[Raw records]

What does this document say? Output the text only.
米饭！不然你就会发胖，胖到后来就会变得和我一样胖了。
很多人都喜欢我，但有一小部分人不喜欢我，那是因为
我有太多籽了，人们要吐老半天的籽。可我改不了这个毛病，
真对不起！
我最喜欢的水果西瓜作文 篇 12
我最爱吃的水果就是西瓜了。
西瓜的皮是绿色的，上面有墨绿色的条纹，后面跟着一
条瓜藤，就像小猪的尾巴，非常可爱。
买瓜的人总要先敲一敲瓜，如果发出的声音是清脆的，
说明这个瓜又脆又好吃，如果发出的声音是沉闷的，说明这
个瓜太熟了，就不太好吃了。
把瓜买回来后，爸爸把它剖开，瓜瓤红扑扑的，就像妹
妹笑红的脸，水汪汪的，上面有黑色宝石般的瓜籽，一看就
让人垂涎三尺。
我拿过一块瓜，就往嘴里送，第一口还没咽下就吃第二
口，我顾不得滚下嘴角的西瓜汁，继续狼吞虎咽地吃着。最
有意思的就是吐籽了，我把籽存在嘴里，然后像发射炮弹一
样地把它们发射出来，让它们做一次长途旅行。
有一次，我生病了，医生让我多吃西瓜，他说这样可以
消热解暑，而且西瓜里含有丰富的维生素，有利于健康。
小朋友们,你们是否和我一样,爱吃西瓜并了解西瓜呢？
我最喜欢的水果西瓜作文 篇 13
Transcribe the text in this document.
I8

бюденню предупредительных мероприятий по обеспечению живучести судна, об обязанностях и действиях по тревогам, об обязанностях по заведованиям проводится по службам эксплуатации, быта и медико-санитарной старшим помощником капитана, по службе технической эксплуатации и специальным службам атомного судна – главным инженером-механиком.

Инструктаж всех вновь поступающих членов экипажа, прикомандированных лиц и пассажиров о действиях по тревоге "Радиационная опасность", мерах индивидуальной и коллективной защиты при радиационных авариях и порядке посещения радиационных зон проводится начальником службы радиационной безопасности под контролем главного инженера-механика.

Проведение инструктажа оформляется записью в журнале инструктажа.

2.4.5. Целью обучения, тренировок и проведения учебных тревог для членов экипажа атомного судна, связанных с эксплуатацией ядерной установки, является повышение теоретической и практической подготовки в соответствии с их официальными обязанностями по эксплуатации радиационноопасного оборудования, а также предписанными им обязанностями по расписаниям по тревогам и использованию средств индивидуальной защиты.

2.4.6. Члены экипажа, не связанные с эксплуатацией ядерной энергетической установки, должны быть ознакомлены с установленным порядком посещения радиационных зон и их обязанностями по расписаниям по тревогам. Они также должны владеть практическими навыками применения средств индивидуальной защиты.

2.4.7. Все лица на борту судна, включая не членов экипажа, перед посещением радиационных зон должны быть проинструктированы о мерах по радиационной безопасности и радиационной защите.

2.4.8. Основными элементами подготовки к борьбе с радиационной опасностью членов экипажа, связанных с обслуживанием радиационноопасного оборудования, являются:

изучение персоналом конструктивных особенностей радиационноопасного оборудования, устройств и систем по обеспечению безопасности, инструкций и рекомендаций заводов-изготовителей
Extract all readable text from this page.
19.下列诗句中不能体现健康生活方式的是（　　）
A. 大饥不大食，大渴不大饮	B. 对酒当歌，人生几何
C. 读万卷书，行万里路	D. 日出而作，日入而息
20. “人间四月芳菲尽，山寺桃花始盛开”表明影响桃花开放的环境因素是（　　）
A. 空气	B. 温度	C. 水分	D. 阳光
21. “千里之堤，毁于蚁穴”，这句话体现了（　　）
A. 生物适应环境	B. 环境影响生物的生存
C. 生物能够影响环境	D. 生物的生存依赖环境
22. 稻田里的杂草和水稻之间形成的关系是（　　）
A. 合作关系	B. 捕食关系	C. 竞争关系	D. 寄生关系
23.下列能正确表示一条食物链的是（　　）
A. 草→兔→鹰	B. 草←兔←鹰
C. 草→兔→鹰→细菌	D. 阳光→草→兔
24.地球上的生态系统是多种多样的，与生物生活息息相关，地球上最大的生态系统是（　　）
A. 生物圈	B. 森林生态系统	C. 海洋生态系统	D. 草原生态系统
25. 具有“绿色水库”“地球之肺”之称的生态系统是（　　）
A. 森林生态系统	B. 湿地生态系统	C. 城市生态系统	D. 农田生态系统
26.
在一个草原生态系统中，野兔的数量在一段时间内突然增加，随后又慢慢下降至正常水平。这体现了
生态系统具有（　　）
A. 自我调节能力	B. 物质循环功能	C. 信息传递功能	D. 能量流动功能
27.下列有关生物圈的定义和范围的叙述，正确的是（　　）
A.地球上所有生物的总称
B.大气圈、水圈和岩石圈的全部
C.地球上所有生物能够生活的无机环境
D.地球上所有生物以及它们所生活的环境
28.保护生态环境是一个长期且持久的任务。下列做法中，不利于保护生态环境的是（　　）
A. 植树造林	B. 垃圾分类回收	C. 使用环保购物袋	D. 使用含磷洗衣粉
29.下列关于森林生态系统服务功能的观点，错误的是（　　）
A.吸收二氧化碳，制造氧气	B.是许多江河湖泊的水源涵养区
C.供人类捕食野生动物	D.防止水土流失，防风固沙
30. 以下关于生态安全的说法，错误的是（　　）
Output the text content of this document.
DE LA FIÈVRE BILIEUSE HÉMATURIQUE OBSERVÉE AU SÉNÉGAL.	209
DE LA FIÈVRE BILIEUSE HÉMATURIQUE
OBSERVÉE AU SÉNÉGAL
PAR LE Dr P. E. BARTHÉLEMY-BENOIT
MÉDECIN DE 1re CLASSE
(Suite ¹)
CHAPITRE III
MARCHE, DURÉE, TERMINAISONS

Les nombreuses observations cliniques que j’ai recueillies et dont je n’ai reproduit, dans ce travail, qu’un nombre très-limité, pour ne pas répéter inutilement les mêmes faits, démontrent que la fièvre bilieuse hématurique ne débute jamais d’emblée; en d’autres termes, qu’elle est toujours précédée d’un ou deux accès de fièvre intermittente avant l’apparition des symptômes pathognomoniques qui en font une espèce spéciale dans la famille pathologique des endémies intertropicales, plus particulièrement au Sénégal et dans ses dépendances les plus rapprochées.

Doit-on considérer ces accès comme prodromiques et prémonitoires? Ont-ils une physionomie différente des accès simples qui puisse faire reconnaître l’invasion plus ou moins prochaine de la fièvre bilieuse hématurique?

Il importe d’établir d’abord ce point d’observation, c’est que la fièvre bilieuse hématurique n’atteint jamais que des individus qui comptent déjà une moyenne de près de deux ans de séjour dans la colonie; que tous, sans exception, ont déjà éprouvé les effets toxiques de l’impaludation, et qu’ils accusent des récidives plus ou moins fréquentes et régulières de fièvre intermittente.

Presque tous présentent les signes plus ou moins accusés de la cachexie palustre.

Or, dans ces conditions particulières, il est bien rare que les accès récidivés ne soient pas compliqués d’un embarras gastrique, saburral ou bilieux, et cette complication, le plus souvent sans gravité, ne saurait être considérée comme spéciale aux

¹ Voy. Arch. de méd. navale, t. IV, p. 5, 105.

[Problem to work on] Copy all lines from the entries that contain the word "this".

[Reply to the exercise]
What does this document say? Output the text only.
Transcribe the text in this document.
Extract all readable text from this page.
Output the text content of this document.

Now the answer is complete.